Saved entries:
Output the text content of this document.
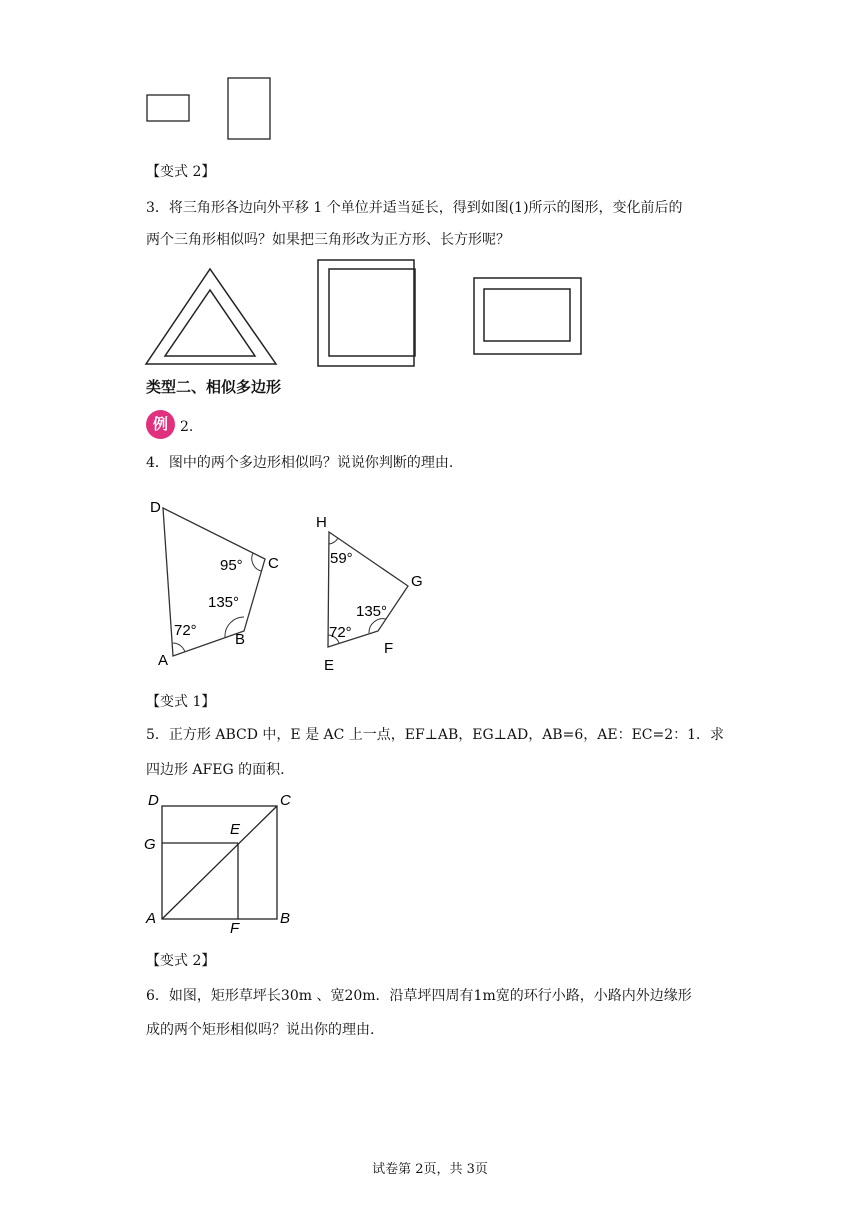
【变式 2】
3．将三角形各边向外平移 1 个单位并适当延长，得到如图(1)所示的图形，变化前后的
两个三角形相似吗？如果把三角形改为正方形、长方形呢？
类型二、相似多边形
例 2.
4．图中的两个多边形相似吗？说说你判断的理由.
D
C
B
A
95°
135°
72°
H
G
F
E
59°
135°
72°
【变式 1】
5．正方形 ABCD 中，E 是 AC 上一点，EF⊥AB，EG⊥AD，AB=6，AE：EC=2：1．求
四边形 AFEG 的面积.
D	C
G
E
A
F
B
【变式 2】
6．如图，矩形草坪长30m 、宽20m．沿草坪四周有1m宽的环行小路，小路内外边缘形
成的两个矩形相似吗？说出你的理由.
试卷第 2页，共 3页
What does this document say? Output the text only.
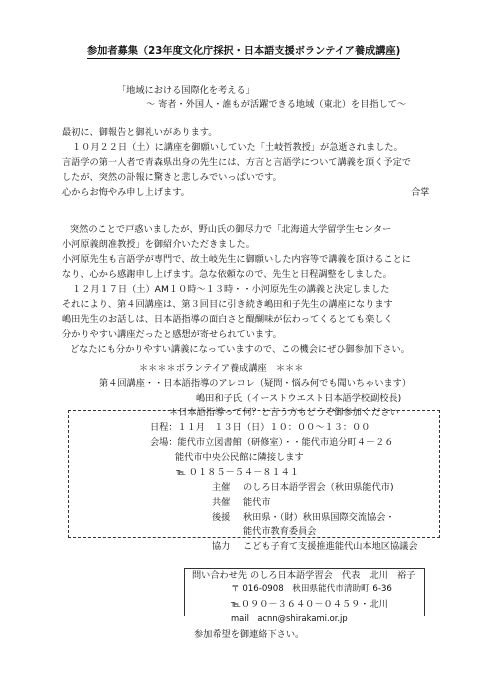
参加者募集（23年度文化庁採択・日本語支援ボランテイア養成講座)
「地域における国際化を考える」
～ 寄者・外国人・誰もが活躍できる地域（東北）を目指して～
最初に、御報告と御礼いがあります。
１０月２２日（土）に講座を御願いしていた「土岐哲教授」が急逝されました。
言語学の第一人者で青森県出身の先生には、方言と言語学について講義を頂く予定で
したが、突然の訃報に驚きと悲しみでいっぱいです。
心からお悔やみ申し上げます。	合掌
突然のことで戸惑いましたが、野山氏の御尽力で「北海道大学留学生センター
小河原義朗准教授」を御紹介いただきました。
小河原先生も言語学が専門で、故土岐先生に御願いした内容等で講義を頂けることに
なり、心から感謝申し上げます。急な依頼なので、先生と日程調整をしました。
１２月１７日（土）AM１０時～１３時・・小河原先生の講義と決定しました
それにより、第４回講座は、第３回目に引き続き嶋田和子先生の講座になります
嶋田先生のお話しは、日本語指導の面白さと醍醐味が伝わってくるとても楽しく
分かりやすい講座だったと感想が寄せられています。
どなたにも分かりやすい講義になっていますので、この機会にぜひ御参加下さい。
＊＊＊＊ボランテイア養成講座　＊＊＊
第４回講座・・日本語指導のアレコレ（疑問・悩み何でも聞いちゃいます）
嶋田和子氏（イーストウエスト日本語学校副校長)
＊日本語指導って何？と言う方もどうぞ御参加ください
日程：１１月　１３日（日）１０：００～１３：００
会場：能代市立図書館（研修室）・・能代市追分町４－２６
能代市中央公民館に隣接します
℡ ０１８５－５４－８１４１
主催 のしろ日本語学習会（秋田県能代市)
共催 能代市
後援 秋田県・（財）秋田県国際交流協会・
能代市教育委員会
協力 こども子育て支援推進能代山本地区協議会
問い合わせ先 のしろ日本語学習会　代表　北川　裕子
〒 016-0908　秋田県能代市清助町 6-36
℡０９０－３６４０－０４５９・北川
mail　acnn@shirakami.or.jp
参加希望を御連絡下さい。
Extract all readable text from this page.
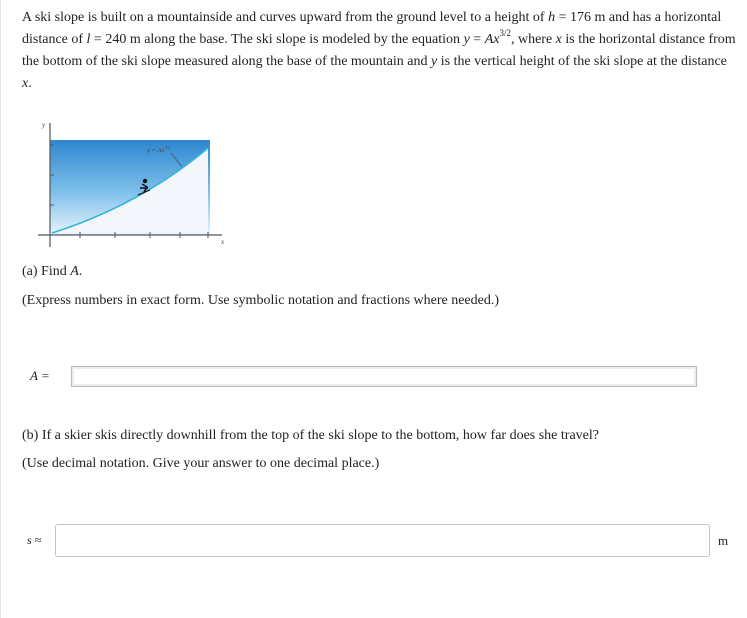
A ski slope is built on a mountainside and curves upward from the ground level to a height of h = 176 m and has a horizontal distance of l = 240 m along the base. The ski slope is modeled by the equation $y = Ax^{3/2}$, where x is the horizontal distance from the bottom of the ski slope measured along the base of the mountain and y is the vertical height of the ski slope at the distance x.
y
x
$y = Ax^{3/2}$
(a) Find A.
(Express numbers in exact form. Use symbolic notation and fractions where needed.)
A =
(b) If a skier skis directly downhill from the top of the ski slope to the bottom, how far does she travel?
(Use decimal notation. Give your answer to one decimal place.)
s ≈	m
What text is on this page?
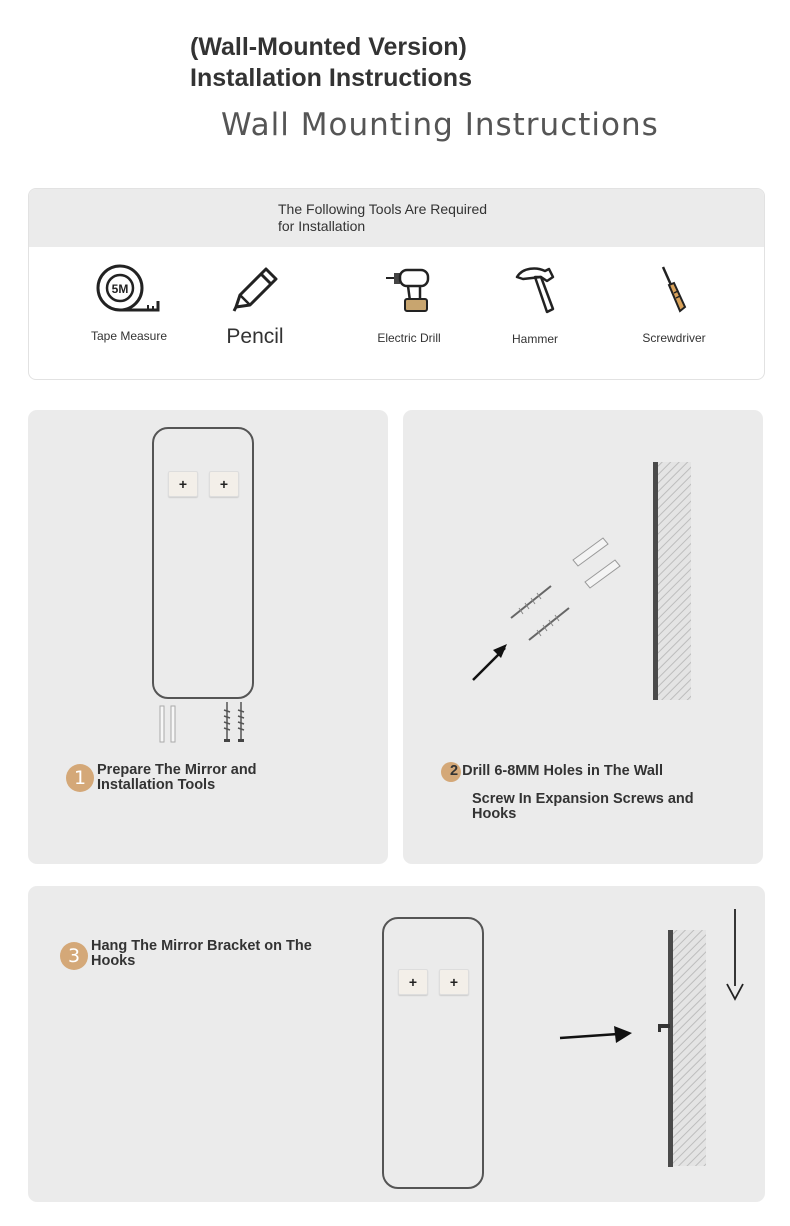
(Wall-Mounted Version)
Installation Instructions
Wall Mounting Instructions
The Following Tools Are Required
for Installation
5M
Tape Measure	Pencil	Electric Drill	Hammer	Screwdriver
+	+
1 Prepare The Mirror and
Installation Tools
2 Drill 6-8MM Holes in The Wall
Screw In Expansion Screws and
Hooks
3 Hang The Mirror Bracket on The
Hooks
+	+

## SET TASK:
Retype, without any picture, exactly the lines from the one with "What text is on this page?" through the end of the entries, inclusive.

## EXERCISE RESULT:
What text is on this page?
(Wall-Mounted Version)
Installation Instructions
Wall Mounting Instructions
The Following Tools Are Required
for Installation
5M
Tape Measure	Pencil	Electric Drill	Hammer	Screwdriver
+	+
1 Prepare The Mirror and
Installation Tools
2 Drill 6-8MM Holes in The Wall
Screw In Expansion Screws and
Hooks
3 Hang The Mirror Bracket on The
Hooks
+	+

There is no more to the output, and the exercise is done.